Locate each line of the material that contains "name", then return it.
-------- DATA IN THIS EXERCISE
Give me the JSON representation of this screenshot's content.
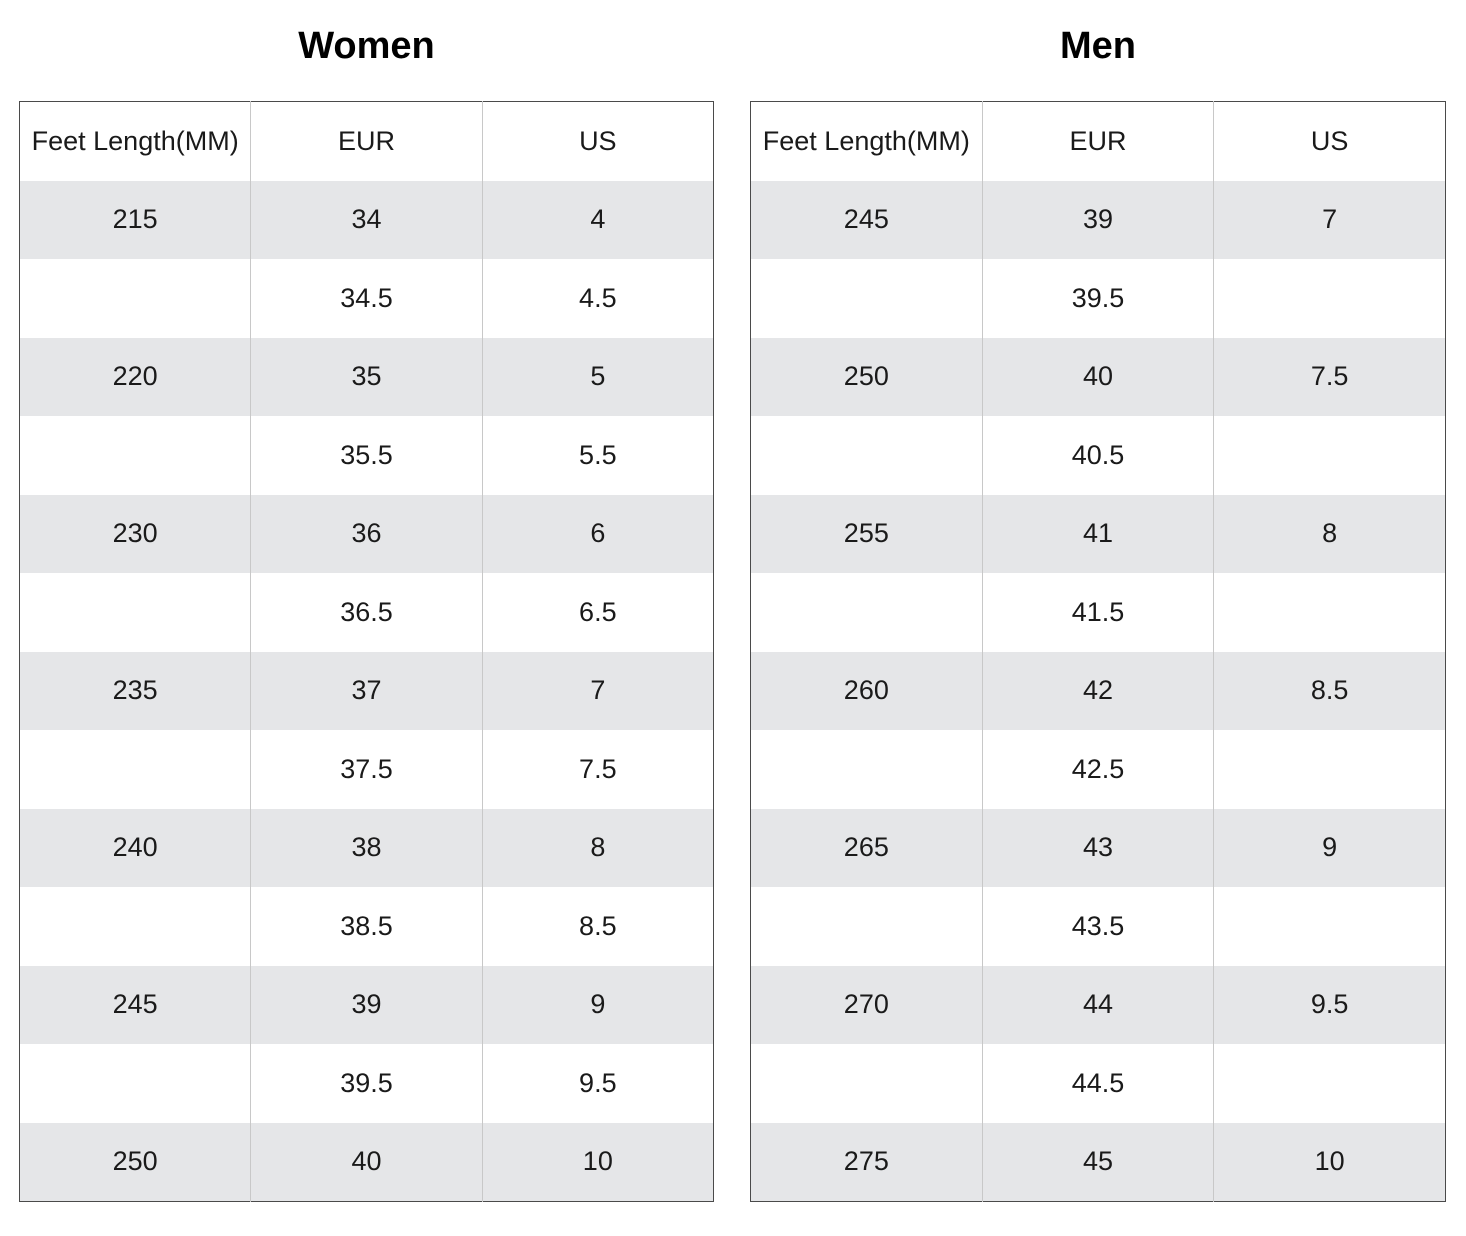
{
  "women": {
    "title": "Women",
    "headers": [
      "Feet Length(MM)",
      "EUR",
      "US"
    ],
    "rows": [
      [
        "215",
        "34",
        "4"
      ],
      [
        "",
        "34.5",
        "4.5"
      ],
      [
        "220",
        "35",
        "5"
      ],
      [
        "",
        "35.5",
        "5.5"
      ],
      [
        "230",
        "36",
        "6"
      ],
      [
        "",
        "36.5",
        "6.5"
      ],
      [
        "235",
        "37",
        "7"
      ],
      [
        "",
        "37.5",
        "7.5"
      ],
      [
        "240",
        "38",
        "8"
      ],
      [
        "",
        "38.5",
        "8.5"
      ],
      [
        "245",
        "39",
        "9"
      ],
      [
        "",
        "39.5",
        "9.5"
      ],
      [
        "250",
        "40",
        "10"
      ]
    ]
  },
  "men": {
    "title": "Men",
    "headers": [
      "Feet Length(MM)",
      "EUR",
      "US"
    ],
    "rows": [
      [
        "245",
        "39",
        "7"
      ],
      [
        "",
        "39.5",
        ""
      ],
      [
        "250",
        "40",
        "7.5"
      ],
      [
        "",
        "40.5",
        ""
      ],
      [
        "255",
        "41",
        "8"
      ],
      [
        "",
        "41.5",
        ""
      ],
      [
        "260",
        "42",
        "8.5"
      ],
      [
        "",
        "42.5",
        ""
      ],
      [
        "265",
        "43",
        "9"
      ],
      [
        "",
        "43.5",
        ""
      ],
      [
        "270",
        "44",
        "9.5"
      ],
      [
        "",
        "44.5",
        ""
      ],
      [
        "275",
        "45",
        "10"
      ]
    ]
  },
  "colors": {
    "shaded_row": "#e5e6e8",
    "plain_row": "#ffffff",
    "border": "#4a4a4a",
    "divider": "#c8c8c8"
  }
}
----------------
-------- DATA IN THIS EXERCISE
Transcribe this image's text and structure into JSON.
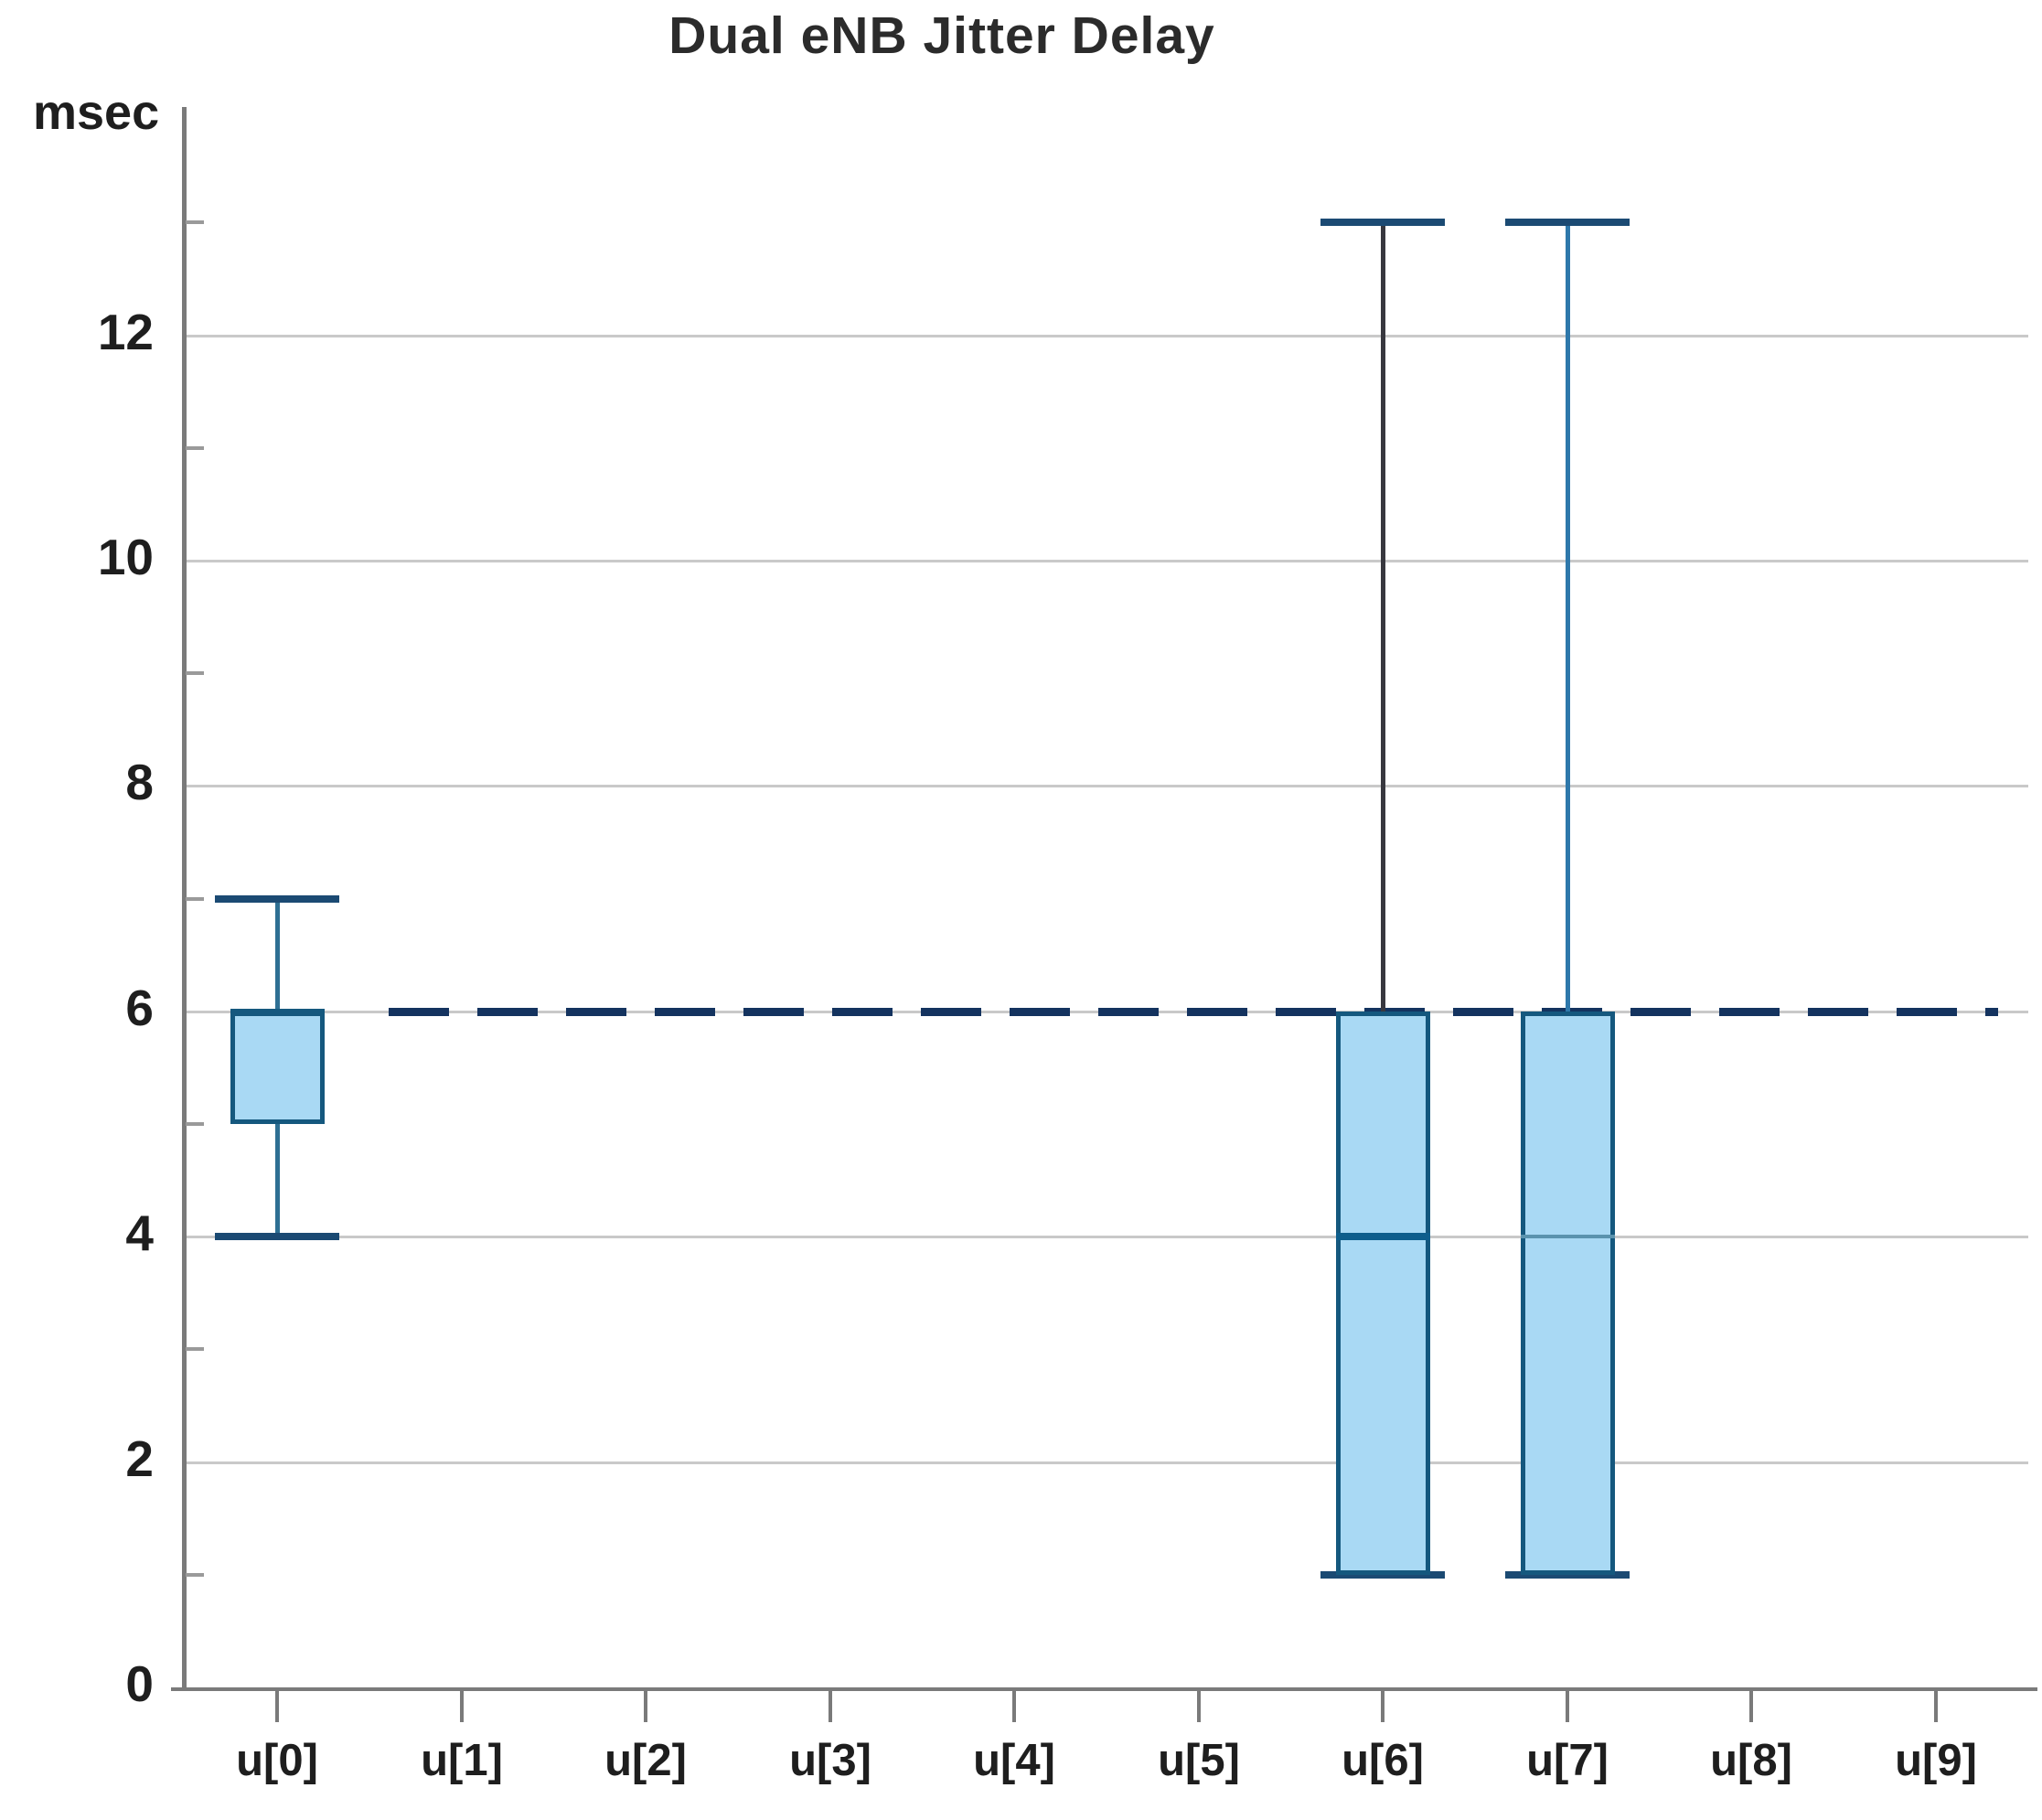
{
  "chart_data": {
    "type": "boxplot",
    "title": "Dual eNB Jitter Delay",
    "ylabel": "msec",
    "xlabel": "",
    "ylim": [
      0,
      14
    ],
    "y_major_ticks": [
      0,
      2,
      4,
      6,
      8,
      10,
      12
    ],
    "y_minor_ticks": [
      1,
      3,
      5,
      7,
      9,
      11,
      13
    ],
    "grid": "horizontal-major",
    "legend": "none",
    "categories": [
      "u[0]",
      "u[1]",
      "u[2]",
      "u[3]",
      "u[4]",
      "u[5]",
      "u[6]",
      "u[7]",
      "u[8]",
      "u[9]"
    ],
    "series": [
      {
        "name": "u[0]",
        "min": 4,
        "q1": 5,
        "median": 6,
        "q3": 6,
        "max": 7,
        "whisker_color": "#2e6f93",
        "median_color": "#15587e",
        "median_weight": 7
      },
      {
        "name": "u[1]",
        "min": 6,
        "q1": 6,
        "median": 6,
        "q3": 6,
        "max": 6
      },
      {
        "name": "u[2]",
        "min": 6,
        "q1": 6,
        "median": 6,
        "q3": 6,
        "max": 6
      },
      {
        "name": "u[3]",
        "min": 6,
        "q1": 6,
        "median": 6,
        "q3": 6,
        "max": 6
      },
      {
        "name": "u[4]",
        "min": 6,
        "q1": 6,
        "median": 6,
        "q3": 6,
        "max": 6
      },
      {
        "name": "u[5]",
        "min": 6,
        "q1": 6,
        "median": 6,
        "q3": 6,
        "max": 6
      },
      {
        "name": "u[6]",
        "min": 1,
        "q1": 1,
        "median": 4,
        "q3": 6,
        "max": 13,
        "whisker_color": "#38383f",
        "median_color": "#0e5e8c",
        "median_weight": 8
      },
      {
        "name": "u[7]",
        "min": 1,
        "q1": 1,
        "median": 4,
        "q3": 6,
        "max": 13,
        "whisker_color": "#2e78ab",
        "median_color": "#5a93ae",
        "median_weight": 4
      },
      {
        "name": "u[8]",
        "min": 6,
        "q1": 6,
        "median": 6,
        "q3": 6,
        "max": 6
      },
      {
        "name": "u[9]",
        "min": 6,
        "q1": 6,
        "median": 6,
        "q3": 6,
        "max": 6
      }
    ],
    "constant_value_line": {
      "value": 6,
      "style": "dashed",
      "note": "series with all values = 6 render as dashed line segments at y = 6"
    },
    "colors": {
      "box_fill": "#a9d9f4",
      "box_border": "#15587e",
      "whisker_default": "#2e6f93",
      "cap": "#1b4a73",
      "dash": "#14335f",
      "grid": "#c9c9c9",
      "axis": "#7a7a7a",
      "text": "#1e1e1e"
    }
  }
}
----------------
◆ WRITTEN RESPONSE ◆
        "name": "u[0]",
        "name": "u[1]",
        "name": "u[2]",
        "name": "u[3]",
        "name": "u[4]",
        "name": "u[5]",
        "name": "u[6]",
        "name": "u[7]",
        "name": "u[8]",
        "name": "u[9]",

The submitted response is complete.